> _What needs to be done_
Every line containing the word "Luftfeuchte" needs to be found and copied.

********************

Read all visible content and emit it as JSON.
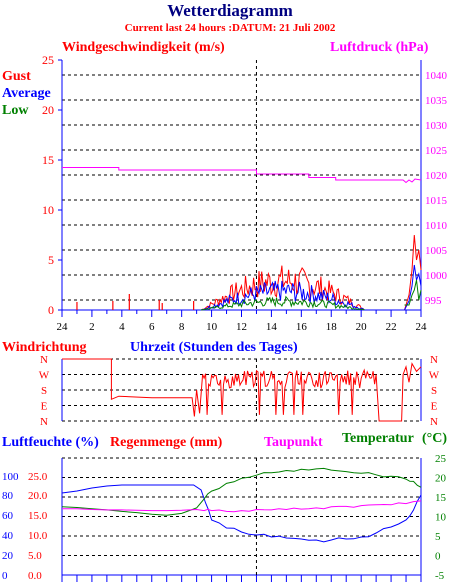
{
  "title": "Wetterdiagramm",
  "subtitle": "Current last 24 hours :DATUM: 21 Juli 2002",
  "colors": {
    "gust": "#ff0000",
    "average": "#0000ff",
    "low": "#008000",
    "pressure": "#ff00ff",
    "direction": "#ff0000",
    "humidity": "#0000ff",
    "rain": "#ff0000",
    "dewpoint": "#ff00ff",
    "temperature": "#008000",
    "axis_blue": "#0000ff",
    "axis_red": "#ff0000",
    "axis_green": "#008000"
  },
  "chart_data": [
    {
      "type": "line",
      "title": "Windgeschwindigkeit (m/s)",
      "right_title": "Luftdruck (hPa)",
      "legend": [
        "Gust",
        "Average",
        "Low"
      ],
      "left_ticks": [
        "25",
        "20",
        "15",
        "10",
        "5",
        "0"
      ],
      "right_ticks": [
        "1040",
        "1035",
        "1030",
        "1025",
        "1020",
        "1015",
        "1010",
        "1005",
        "1000",
        "995"
      ],
      "x_ticks": [
        "24",
        "2",
        "4",
        "6",
        "8",
        "10",
        "12",
        "14",
        "16",
        "18",
        "20",
        "22",
        "24"
      ],
      "ylim": [
        0,
        25
      ],
      "ylim_right": [
        993,
        1043
      ],
      "xlim": [
        0,
        24
      ],
      "x_axis_caption": "Uhrzeit (Stunden des Tages)",
      "pressure_series": {
        "name": "Luftdruck",
        "x": [
          0,
          3.8,
          3.8,
          13,
          13,
          16.5,
          16.5,
          18.3,
          18.3,
          22.8,
          23.0,
          23.2,
          23.4,
          23.6,
          24
        ],
        "values": [
          1021.5,
          1021.5,
          1021.0,
          1021.0,
          1020.2,
          1020.2,
          1019.5,
          1019.5,
          1019.0,
          1019.0,
          1018.5,
          1019.0,
          1018.6,
          1019.2,
          1019.0
        ]
      },
      "gust_events": {
        "x": [
          1.0,
          3.4,
          4.5,
          6.5,
          6.7,
          8.8
        ],
        "values": [
          0.8,
          0.9,
          1.6,
          1.0,
          0.7,
          0.9
        ]
      }
    },
    {
      "type": "line",
      "title": "Windrichtung",
      "categories_y": [
        "N",
        "W",
        "S",
        "E",
        "N"
      ],
      "xlim": [
        0,
        24
      ]
    },
    {
      "type": "line",
      "title": "Luftfeuchte (%)",
      "rain_title": "Regenmenge (mm)",
      "dewpoint_title": "Taupunkt",
      "temperature_title": "Temperatur",
      "temperature_unit": "(°C)",
      "left_ticks_humidity": [
        "100",
        "80",
        "60",
        "40",
        "20",
        "0"
      ],
      "left_ticks_rain": [
        "25.0",
        "20.0",
        "15.0",
        "10.0",
        "5.0",
        "0.0"
      ],
      "right_ticks": [
        "25",
        "20",
        "15",
        "10",
        "5",
        "0",
        "-5"
      ],
      "ylim_humidity": [
        0,
        100
      ],
      "ylim_temperature": [
        -5,
        25
      ],
      "xlim": [
        0,
        24
      ],
      "series": [
        {
          "name": "Luftfeuchte",
          "x": [
            0,
            1,
            2,
            3,
            4,
            5,
            6,
            7,
            8,
            8.8,
            9.3,
            9.6,
            10,
            11,
            12,
            13,
            14,
            15,
            16,
            17,
            18,
            19,
            20,
            21,
            22,
            23,
            23.5,
            24
          ],
          "values": [
            82,
            84,
            87,
            89,
            90,
            90,
            90,
            90,
            90,
            90,
            85,
            72,
            55,
            47,
            43,
            40,
            38,
            37,
            36,
            35,
            35,
            36,
            38,
            42,
            48,
            55,
            65,
            80
          ]
        },
        {
          "name": "Temperatur",
          "x": [
            0,
            1,
            2,
            3,
            4,
            5,
            6,
            7,
            8,
            9,
            9.5,
            10,
            11,
            12,
            13,
            14,
            15,
            16,
            17,
            18,
            19,
            20,
            21,
            22,
            23,
            23.5,
            24
          ],
          "values": [
            12.5,
            12.3,
            12.0,
            11.7,
            11.3,
            11.0,
            10.6,
            10.3,
            10.8,
            12.2,
            14.5,
            16.5,
            18.5,
            19.8,
            20.6,
            21.2,
            21.8,
            22.1,
            22.2,
            21.9,
            21.5,
            21.1,
            20.7,
            20.3,
            19.6,
            19.0,
            17.5
          ]
        },
        {
          "name": "Taupunkt",
          "x": [
            0,
            1,
            2,
            3,
            4,
            5,
            6,
            7,
            8,
            9,
            9.5,
            10,
            11,
            12,
            13,
            14,
            15,
            16,
            17,
            18,
            19,
            20,
            21,
            22,
            23,
            24
          ],
          "values": [
            12.0,
            12.0,
            11.8,
            11.7,
            11.7,
            11.6,
            11.5,
            11.5,
            11.6,
            11.8,
            11.5,
            11.5,
            11.3,
            11.5,
            11.8,
            11.7,
            11.8,
            11.9,
            12.2,
            12.5,
            12.6,
            12.8,
            13.0,
            13.0,
            13.3,
            14.0
          ]
        }
      ]
    }
  ]
}
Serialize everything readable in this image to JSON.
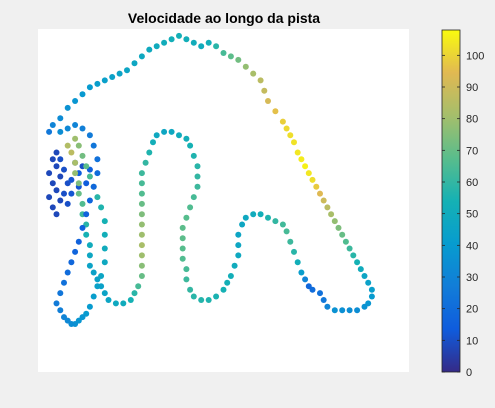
{
  "chart_data": {
    "type": "scatter",
    "title": "Velocidade ao longo da pista",
    "xlabel": "",
    "ylabel": "",
    "axes_visible": false,
    "colorbar": {
      "range": [
        0,
        108
      ],
      "ticks": [
        0,
        10,
        20,
        30,
        40,
        50,
        60,
        70,
        80,
        90,
        100
      ],
      "tick_labels": [
        "0",
        "10",
        "20",
        "30",
        "40",
        "50",
        "60",
        "70",
        "80",
        "90",
        "100"
      ],
      "colormap": "parula"
    },
    "xlim": [
      0,
      100
    ],
    "ylim": [
      0,
      100
    ],
    "legend": "none",
    "points": [
      [
        4,
        62,
        8
      ],
      [
        5,
        60,
        8
      ],
      [
        3,
        58,
        8
      ],
      [
        6,
        57,
        8
      ],
      [
        4,
        55,
        8
      ],
      [
        5,
        53,
        8
      ],
      [
        3,
        51,
        8
      ],
      [
        6,
        50,
        8
      ],
      [
        4,
        48,
        8
      ],
      [
        5,
        46,
        8
      ],
      [
        7,
        59,
        10
      ],
      [
        8,
        55,
        10
      ],
      [
        7,
        52,
        10
      ],
      [
        8,
        49,
        10
      ],
      [
        9,
        56,
        12
      ],
      [
        9,
        52,
        12
      ],
      [
        6,
        62,
        10
      ],
      [
        5,
        64,
        8
      ],
      [
        10,
        61,
        12
      ],
      [
        11,
        58,
        14
      ],
      [
        12,
        60,
        10
      ],
      [
        14,
        59,
        15
      ],
      [
        13,
        55,
        14
      ],
      [
        11,
        54,
        12
      ],
      [
        3,
        70,
        25
      ],
      [
        4,
        72,
        30
      ],
      [
        6,
        74,
        33
      ],
      [
        8,
        77,
        36
      ],
      [
        10,
        79,
        38
      ],
      [
        12,
        81,
        39
      ],
      [
        14,
        83,
        40
      ],
      [
        16,
        84,
        42
      ],
      [
        18,
        85,
        43
      ],
      [
        20,
        86,
        44
      ],
      [
        22,
        87,
        45
      ],
      [
        24,
        88,
        46
      ],
      [
        26,
        90,
        47
      ],
      [
        28,
        92,
        48
      ],
      [
        30,
        94,
        49
      ],
      [
        32,
        95,
        50
      ],
      [
        34,
        96,
        51
      ],
      [
        36,
        97,
        52
      ],
      [
        38,
        98,
        53
      ],
      [
        40,
        97,
        52
      ],
      [
        42,
        96,
        51
      ],
      [
        44,
        95,
        50
      ],
      [
        46,
        96,
        52
      ],
      [
        48,
        95,
        58
      ],
      [
        50,
        93,
        64
      ],
      [
        52,
        92,
        68
      ],
      [
        54,
        91,
        72
      ],
      [
        56,
        89,
        78
      ],
      [
        58,
        87,
        82
      ],
      [
        60,
        85,
        86
      ],
      [
        61,
        82,
        88
      ],
      [
        62,
        79,
        92
      ],
      [
        64,
        76,
        96
      ],
      [
        66,
        73,
        99
      ],
      [
        67,
        71,
        101
      ],
      [
        68,
        69,
        102
      ],
      [
        69,
        67,
        103
      ],
      [
        70,
        64,
        104
      ],
      [
        71,
        62,
        105
      ],
      [
        72,
        60,
        106
      ],
      [
        73,
        58,
        104
      ],
      [
        74,
        56,
        102
      ],
      [
        75,
        54,
        98
      ],
      [
        76,
        52,
        94
      ],
      [
        77,
        50,
        90
      ],
      [
        78,
        48,
        86
      ],
      [
        79,
        46,
        82
      ],
      [
        80,
        44,
        78
      ],
      [
        81,
        42,
        74
      ],
      [
        82,
        40,
        70
      ],
      [
        83,
        38,
        66
      ],
      [
        84,
        36,
        62
      ],
      [
        85,
        34,
        58
      ],
      [
        86,
        32,
        54
      ],
      [
        87,
        30,
        50
      ],
      [
        88,
        28,
        46
      ],
      [
        89,
        26,
        44
      ],
      [
        90,
        24,
        42
      ],
      [
        90,
        22,
        40
      ],
      [
        89,
        20,
        38
      ],
      [
        88,
        19,
        36
      ],
      [
        86,
        18,
        34
      ],
      [
        84,
        18,
        34
      ],
      [
        82,
        18,
        35
      ],
      [
        80,
        18,
        36
      ],
      [
        78,
        19,
        30
      ],
      [
        77,
        21,
        25
      ],
      [
        76,
        23,
        22
      ],
      [
        74,
        24,
        20
      ],
      [
        73,
        25,
        18
      ],
      [
        72,
        27,
        30
      ],
      [
        71,
        29,
        42
      ],
      [
        70,
        32,
        52
      ],
      [
        69,
        35,
        58
      ],
      [
        68,
        38,
        62
      ],
      [
        67,
        41,
        64
      ],
      [
        66,
        43,
        63
      ],
      [
        64,
        44,
        60
      ],
      [
        62,
        45,
        56
      ],
      [
        60,
        46,
        52
      ],
      [
        58,
        46,
        50
      ],
      [
        56,
        45,
        48
      ],
      [
        55,
        43,
        47
      ],
      [
        54,
        40,
        46
      ],
      [
        54,
        37,
        47
      ],
      [
        54,
        34,
        48
      ],
      [
        53,
        31,
        50
      ],
      [
        52,
        28,
        52
      ],
      [
        51,
        26,
        53
      ],
      [
        50,
        24,
        54
      ],
      [
        48,
        22,
        55
      ],
      [
        46,
        21,
        56
      ],
      [
        44,
        21,
        57
      ],
      [
        42,
        22,
        58
      ],
      [
        41,
        24,
        60
      ],
      [
        40,
        27,
        62
      ],
      [
        40,
        30,
        64
      ],
      [
        39,
        33,
        66
      ],
      [
        39,
        36,
        67
      ],
      [
        39,
        39,
        68
      ],
      [
        39,
        42,
        68
      ],
      [
        40,
        45,
        67
      ],
      [
        41,
        48,
        66
      ],
      [
        42,
        51,
        64
      ],
      [
        43,
        54,
        62
      ],
      [
        43,
        57,
        60
      ],
      [
        43,
        60,
        58
      ],
      [
        42,
        63,
        56
      ],
      [
        41,
        66,
        54
      ],
      [
        40,
        68,
        52
      ],
      [
        38,
        69,
        50
      ],
      [
        36,
        70,
        48
      ],
      [
        34,
        70,
        47
      ],
      [
        32,
        69,
        48
      ],
      [
        31,
        67,
        52
      ],
      [
        30,
        64,
        56
      ],
      [
        29,
        61,
        60
      ],
      [
        28,
        58,
        62
      ],
      [
        28,
        55,
        64
      ],
      [
        28,
        52,
        66
      ],
      [
        28,
        49,
        70
      ],
      [
        28,
        46,
        74
      ],
      [
        28,
        43,
        78
      ],
      [
        28,
        40,
        80
      ],
      [
        28,
        37,
        82
      ],
      [
        28,
        34,
        80
      ],
      [
        28,
        31,
        76
      ],
      [
        28,
        28,
        70
      ],
      [
        27,
        25,
        64
      ],
      [
        26,
        23,
        58
      ],
      [
        25,
        21,
        54
      ],
      [
        23,
        20,
        50
      ],
      [
        21,
        20,
        48
      ],
      [
        19,
        21,
        46
      ],
      [
        18,
        23,
        45
      ],
      [
        17,
        25,
        44
      ],
      [
        16,
        27,
        44
      ],
      [
        15,
        29,
        44
      ],
      [
        14,
        31,
        45
      ],
      [
        14,
        34,
        47
      ],
      [
        14,
        37,
        50
      ],
      [
        13,
        40,
        54
      ],
      [
        13,
        43,
        58
      ],
      [
        12,
        46,
        62
      ],
      [
        12,
        49,
        66
      ],
      [
        11,
        52,
        70
      ],
      [
        11,
        55,
        74
      ],
      [
        10,
        58,
        78
      ],
      [
        10,
        61,
        82
      ],
      [
        9,
        64,
        86
      ],
      [
        8,
        66,
        84
      ],
      [
        10,
        68,
        80
      ],
      [
        11,
        66,
        76
      ],
      [
        12,
        63,
        72
      ],
      [
        13,
        60,
        68
      ],
      [
        14,
        57,
        64
      ],
      [
        15,
        54,
        60
      ],
      [
        16,
        51,
        58
      ],
      [
        17,
        48,
        56
      ],
      [
        18,
        44,
        54
      ],
      [
        18,
        40,
        52
      ],
      [
        18,
        36,
        50
      ],
      [
        18,
        32,
        48
      ],
      [
        17,
        28,
        46
      ],
      [
        16,
        25,
        44
      ],
      [
        15,
        22,
        42
      ],
      [
        14,
        19,
        40
      ],
      [
        13,
        17,
        40
      ],
      [
        12,
        16,
        38
      ],
      [
        11,
        15,
        38
      ],
      [
        10,
        14,
        36
      ],
      [
        9,
        14,
        34
      ],
      [
        8,
        15,
        32
      ],
      [
        7,
        16,
        30
      ],
      [
        6,
        18,
        28
      ],
      [
        5,
        20,
        26
      ],
      [
        6,
        23,
        24
      ],
      [
        7,
        26,
        22
      ],
      [
        8,
        29,
        20
      ],
      [
        9,
        32,
        18
      ],
      [
        10,
        35,
        17
      ],
      [
        11,
        38,
        16
      ],
      [
        12,
        42,
        16
      ],
      [
        13,
        46,
        16
      ],
      [
        14,
        50,
        17
      ],
      [
        15,
        54,
        18
      ],
      [
        16,
        58,
        20
      ],
      [
        16,
        62,
        22
      ],
      [
        15,
        66,
        24
      ],
      [
        14,
        69,
        26
      ],
      [
        12,
        71,
        28
      ],
      [
        10,
        72,
        30
      ],
      [
        8,
        71,
        32
      ],
      [
        6,
        70,
        34
      ]
    ]
  }
}
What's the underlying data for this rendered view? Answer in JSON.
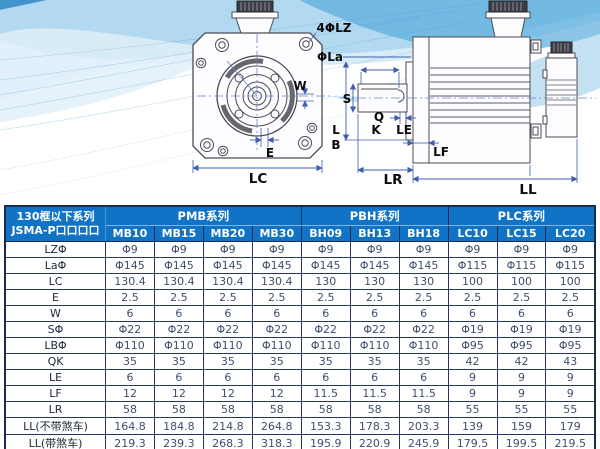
{
  "drawing": {
    "front_view_labels": {
      "lz": "4ΦLZ",
      "la": "ΦLa",
      "w": "W",
      "e": "E",
      "lc": "LC"
    },
    "side_view_labels": {
      "s": "S",
      "q": "Q",
      "k": "K",
      "le": "LE",
      "l": "L",
      "b": "B",
      "lf": "LF",
      "lr": "LR",
      "ll": "LL"
    }
  },
  "table": {
    "corner_title_line1": "130框以下系列",
    "corner_title_line2": "JSMA-P口口口口",
    "series": [
      {
        "name": "PMB系列",
        "models": [
          "MB10",
          "MB15",
          "MB20",
          "MB30"
        ]
      },
      {
        "name": "PBH系列",
        "models": [
          "BH09",
          "BH13",
          "BH18"
        ]
      },
      {
        "name": "PLC系列",
        "models": [
          "LC10",
          "LC15",
          "LC20"
        ]
      }
    ],
    "rows": [
      {
        "label": "LZΦ",
        "values": [
          "Φ9",
          "Φ9",
          "Φ9",
          "Φ9",
          "Φ9",
          "Φ9",
          "Φ9",
          "Φ9",
          "Φ9",
          "Φ9"
        ]
      },
      {
        "label": "LaΦ",
        "values": [
          "Φ145",
          "Φ145",
          "Φ145",
          "Φ145",
          "Φ145",
          "Φ145",
          "Φ145",
          "Φ115",
          "Φ115",
          "Φ115"
        ]
      },
      {
        "label": "LC",
        "values": [
          "130.4",
          "130.4",
          "130.4",
          "130.4",
          "130",
          "130",
          "130",
          "100",
          "100",
          "100"
        ]
      },
      {
        "label": "E",
        "values": [
          "2.5",
          "2.5",
          "2.5",
          "2.5",
          "2.5",
          "2.5",
          "2.5",
          "2.5",
          "2.5",
          "2.5"
        ]
      },
      {
        "label": "W",
        "values": [
          "6",
          "6",
          "6",
          "6",
          "6",
          "6",
          "6",
          "6",
          "6",
          "6"
        ]
      },
      {
        "label": "SΦ",
        "values": [
          "Φ22",
          "Φ22",
          "Φ22",
          "Φ22",
          "Φ22",
          "Φ22",
          "Φ22",
          "Φ19",
          "Φ19",
          "Φ19"
        ]
      },
      {
        "label": "LBΦ",
        "values": [
          "Φ110",
          "Φ110",
          "Φ110",
          "Φ110",
          "Φ110",
          "Φ110",
          "Φ110",
          "Φ95",
          "Φ95",
          "Φ95"
        ]
      },
      {
        "label": "QK",
        "values": [
          "35",
          "35",
          "35",
          "35",
          "35",
          "35",
          "35",
          "42",
          "42",
          "43"
        ]
      },
      {
        "label": "LE",
        "values": [
          "6",
          "6",
          "6",
          "6",
          "6",
          "6",
          "6",
          "9",
          "9",
          "9"
        ]
      },
      {
        "label": "LF",
        "values": [
          "12",
          "12",
          "12",
          "12",
          "11.5",
          "11.5",
          "11.5",
          "9",
          "9",
          "9"
        ]
      },
      {
        "label": "LR",
        "values": [
          "58",
          "58",
          "58",
          "58",
          "58",
          "58",
          "58",
          "55",
          "55",
          "55"
        ]
      },
      {
        "label": "LL(不带煞车)",
        "values": [
          "164.8",
          "184.8",
          "214.8",
          "264.8",
          "153.3",
          "178.3",
          "203.3",
          "139",
          "159",
          "179"
        ]
      },
      {
        "label": "LL(带煞车)",
        "values": [
          "219.3",
          "239.3",
          "268.3",
          "318.3",
          "195.9",
          "220.9",
          "245.9",
          "179.5",
          "199.5",
          "219.5"
        ]
      }
    ],
    "colors": {
      "header_bg": "#1173c6",
      "border": "#1c2b4d",
      "value_text": "#3f4f6d",
      "label_text": "#1d2736"
    }
  }
}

********************

> _Exercise solution_
      "title": "Luftfeuchte (%)",
          "name": "Luftfeuchte",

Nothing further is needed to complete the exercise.